Element location data:
+-------+

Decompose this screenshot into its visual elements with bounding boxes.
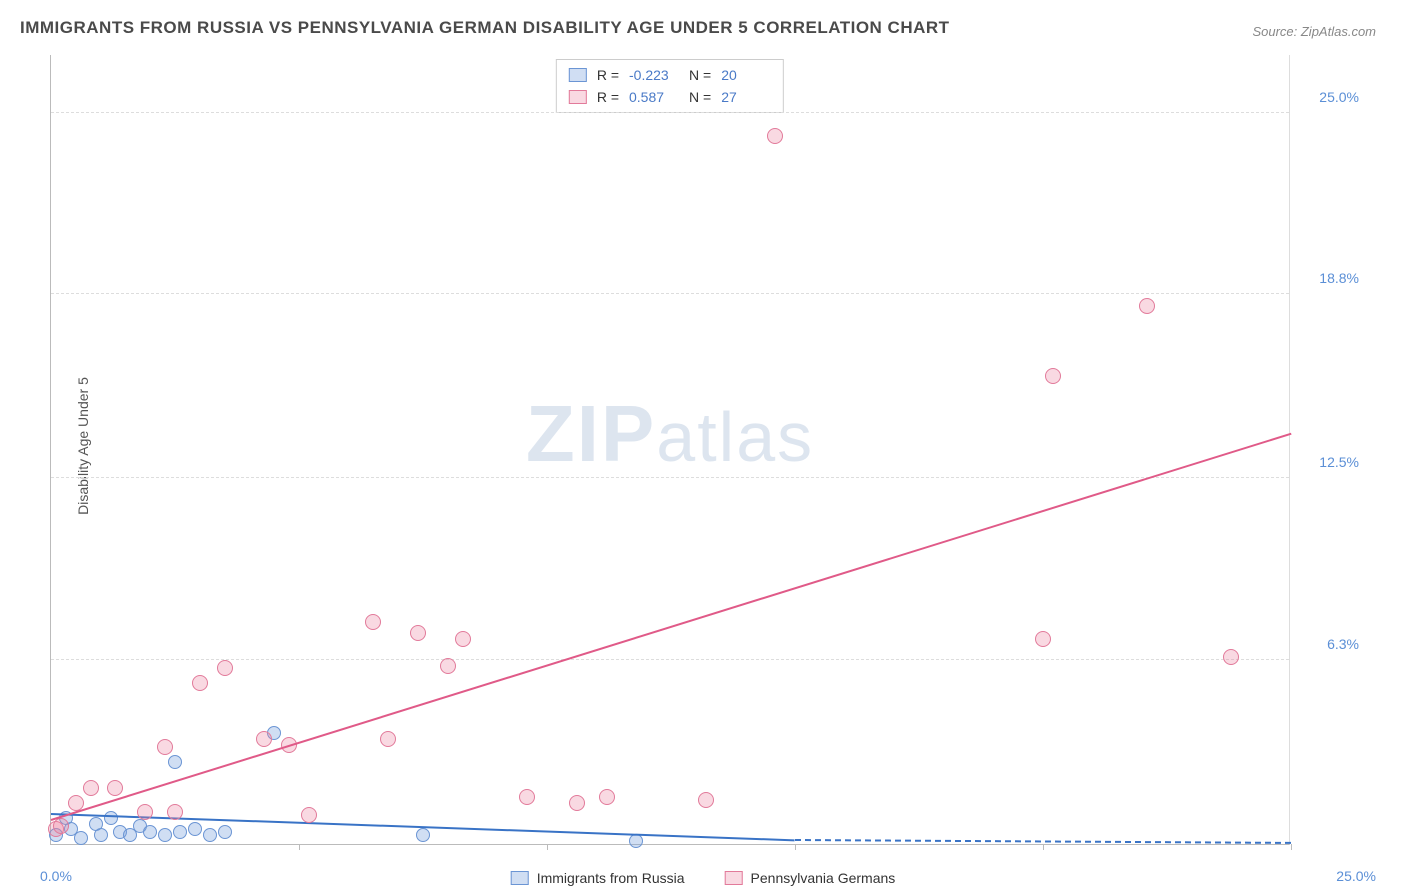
legend-series-name: Immigrants from Russia — [537, 870, 685, 886]
scatter-point-russia — [143, 825, 157, 839]
x-axis-origin-label: 0.0% — [40, 868, 72, 884]
legend-r-value: -0.223 — [629, 64, 679, 86]
scatter-point-pa_german — [83, 780, 99, 796]
x-tick — [795, 844, 796, 850]
scatter-point-pa_german — [301, 807, 317, 823]
legend-series-name: Pennsylvania Germans — [751, 870, 896, 886]
legend-swatch — [569, 90, 587, 104]
y-tick-label: 6.3% — [1299, 636, 1359, 652]
legend-r-value: 0.587 — [629, 86, 679, 108]
legend-n-value: 27 — [721, 86, 771, 108]
x-tick — [1291, 844, 1292, 850]
x-tick — [547, 844, 548, 850]
legend-r-label: R = — [597, 64, 619, 86]
scatter-point-russia — [173, 825, 187, 839]
x-tick — [299, 844, 300, 850]
scatter-point-pa_german — [455, 631, 471, 647]
scatter-point-russia — [218, 825, 232, 839]
scatter-point-pa_german — [440, 658, 456, 674]
scatter-point-pa_german — [767, 128, 783, 144]
scatter-point-pa_german — [365, 614, 381, 630]
legend-item-pa_german: Pennsylvania Germans — [725, 870, 896, 886]
scatter-point-russia — [188, 822, 202, 836]
scatter-point-russia — [104, 811, 118, 825]
trend-line — [51, 432, 1292, 820]
scatter-point-pa_german — [519, 789, 535, 805]
scatter-point-pa_german — [1035, 631, 1051, 647]
x-axis-max-label: 25.0% — [1336, 868, 1376, 884]
scatter-point-russia — [416, 828, 430, 842]
series-legend: Immigrants from Russia Pennsylvania Germa… — [511, 870, 896, 886]
scatter-point-russia — [94, 828, 108, 842]
scatter-point-pa_german — [1139, 298, 1155, 314]
scatter-point-pa_german — [137, 804, 153, 820]
gridline — [51, 112, 1289, 113]
scatter-point-pa_german — [1045, 368, 1061, 384]
chart-title: IMMIGRANTS FROM RUSSIA VS PENNSYLVANIA G… — [20, 18, 950, 38]
scatter-point-pa_german — [380, 731, 396, 747]
scatter-point-pa_german — [1223, 649, 1239, 665]
scatter-point-pa_german — [217, 660, 233, 676]
gridline — [51, 293, 1289, 294]
correlation-legend: R = -0.223 N = 20 R = 0.587 N = 27 — [556, 59, 784, 113]
scatter-point-russia — [168, 755, 182, 769]
scatter-point-pa_german — [192, 675, 208, 691]
scatter-point-russia — [629, 834, 643, 848]
legend-r-label: R = — [597, 86, 619, 108]
watermark: ZIPatlas — [526, 388, 814, 480]
legend-row-pa_german: R = 0.587 N = 27 — [569, 86, 771, 108]
scatter-point-pa_german — [569, 795, 585, 811]
scatter-point-russia — [158, 828, 172, 842]
scatter-point-pa_german — [599, 789, 615, 805]
legend-n-label: N = — [689, 86, 711, 108]
scatter-point-pa_german — [410, 625, 426, 641]
legend-swatch — [569, 68, 587, 82]
scatter-point-pa_german — [53, 818, 69, 834]
scatter-point-pa_german — [157, 739, 173, 755]
x-tick — [1043, 844, 1044, 850]
scatter-point-russia — [203, 828, 217, 842]
legend-n-label: N = — [689, 64, 711, 86]
legend-n-value: 20 — [721, 64, 771, 86]
plot-area: ZIPatlas R = -0.223 N = 20 R = 0.587 N = 27… — [50, 55, 1290, 845]
y-tick-label: 12.5% — [1299, 454, 1359, 470]
legend-swatch — [725, 871, 743, 885]
legend-row-russia: R = -0.223 N = 20 — [569, 64, 771, 86]
source-attribution: Source: ZipAtlas.com — [1252, 24, 1376, 39]
y-tick-label: 25.0% — [1299, 89, 1359, 105]
scatter-point-pa_german — [256, 731, 272, 747]
legend-item-russia: Immigrants from Russia — [511, 870, 685, 886]
gridline — [51, 659, 1289, 660]
scatter-point-pa_german — [167, 804, 183, 820]
gridline — [51, 477, 1289, 478]
y-tick-label: 18.8% — [1299, 270, 1359, 286]
scatter-point-pa_german — [698, 792, 714, 808]
legend-swatch — [511, 871, 529, 885]
scatter-point-pa_german — [107, 780, 123, 796]
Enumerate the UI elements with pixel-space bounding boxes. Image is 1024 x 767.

+-------+

Exercise aim:
Change each "gridline" in the lines above to "horizontal-gridline" and reproduce all the lines with nothing else altered, leaving out the pictures.

Task result:
Decompose this screenshot into its visual elements with bounding boxes.
legend-series-name: Immigrants from Russia — [537, 870, 685, 886]
scatter-point-russia — [143, 825, 157, 839]
x-axis-origin-label: 0.0% — [40, 868, 72, 884]
legend-r-value: -0.223 — [629, 64, 679, 86]
scatter-point-pa_german — [83, 780, 99, 796]
x-tick — [795, 844, 796, 850]
scatter-point-pa_german — [301, 807, 317, 823]
legend-series-name: Pennsylvania Germans — [751, 870, 896, 886]
legend-swatch — [569, 90, 587, 104]
y-tick-label: 6.3% — [1299, 636, 1359, 652]
legend-r-value: 0.587 — [629, 86, 679, 108]
legend-n-value: 27 — [721, 86, 771, 108]
x-tick — [1291, 844, 1292, 850]
x-tick — [547, 844, 548, 850]
legend-r-label: R = — [597, 64, 619, 86]
scatter-point-russia — [173, 825, 187, 839]
x-tick — [299, 844, 300, 850]
scatter-point-pa_german — [455, 631, 471, 647]
scatter-point-russia — [218, 825, 232, 839]
scatter-point-pa_german — [440, 658, 456, 674]
scatter-point-pa_german — [767, 128, 783, 144]
scatter-point-pa_german — [365, 614, 381, 630]
legend-item-pa_german: Pennsylvania Germans — [725, 870, 896, 886]
scatter-point-russia — [188, 822, 202, 836]
scatter-point-russia — [104, 811, 118, 825]
trend-line — [51, 432, 1292, 820]
scatter-point-pa_german — [519, 789, 535, 805]
scatter-point-pa_german — [1035, 631, 1051, 647]
x-axis-max-label: 25.0% — [1336, 868, 1376, 884]
scatter-point-russia — [416, 828, 430, 842]
series-legend: Immigrants from Russia Pennsylvania Germa… — [511, 870, 896, 886]
scatter-point-russia — [94, 828, 108, 842]
scatter-point-pa_german — [1139, 298, 1155, 314]
scatter-point-pa_german — [137, 804, 153, 820]
horizontal-gridline — [51, 112, 1289, 113]
scatter-point-pa_german — [1045, 368, 1061, 384]
chart-title: IMMIGRANTS FROM RUSSIA VS PENNSYLVANIA G… — [20, 18, 950, 38]
scatter-point-pa_german — [380, 731, 396, 747]
scatter-point-pa_german — [1223, 649, 1239, 665]
scatter-point-pa_german — [217, 660, 233, 676]
horizontal-gridline — [51, 293, 1289, 294]
correlation-legend: R = -0.223 N = 20 R = 0.587 N = 27 — [556, 59, 784, 113]
scatter-point-russia — [168, 755, 182, 769]
scatter-point-pa_german — [192, 675, 208, 691]
scatter-point-russia — [629, 834, 643, 848]
legend-r-label: R = — [597, 86, 619, 108]
watermark: ZIPatlas — [526, 388, 814, 480]
legend-row-pa_german: R = 0.587 N = 27 — [569, 86, 771, 108]
scatter-point-pa_german — [569, 795, 585, 811]
scatter-point-russia — [158, 828, 172, 842]
scatter-point-pa_german — [599, 789, 615, 805]
legend-n-label: N = — [689, 86, 711, 108]
scatter-point-pa_german — [410, 625, 426, 641]
legend-swatch — [569, 68, 587, 82]
scatter-point-pa_german — [53, 818, 69, 834]
scatter-point-pa_german — [157, 739, 173, 755]
x-tick — [1043, 844, 1044, 850]
scatter-point-russia — [203, 828, 217, 842]
legend-n-label: N = — [689, 64, 711, 86]
legend-n-value: 20 — [721, 64, 771, 86]
plot-area: ZIPatlas R = -0.223 N = 20 R = 0.587 N = 27… — [50, 55, 1290, 845]
y-tick-label: 12.5% — [1299, 454, 1359, 470]
legend-swatch — [725, 871, 743, 885]
legend-row-russia: R = -0.223 N = 20 — [569, 64, 771, 86]
source-attribution: Source: ZipAtlas.com — [1252, 24, 1376, 39]
y-tick-label: 25.0% — [1299, 89, 1359, 105]
scatter-point-pa_german — [256, 731, 272, 747]
legend-item-russia: Immigrants from Russia — [511, 870, 685, 886]
horizontal-gridline — [51, 659, 1289, 660]
scatter-point-pa_german — [167, 804, 183, 820]
horizontal-gridline — [51, 477, 1289, 478]
y-tick-label: 18.8% — [1299, 270, 1359, 286]
scatter-point-pa_german — [698, 792, 714, 808]
legend-swatch — [511, 871, 529, 885]
scatter-point-pa_german — [107, 780, 123, 796]
Enumerate the UI elements with pixel-space bounding boxes. Image is 1024 x 767.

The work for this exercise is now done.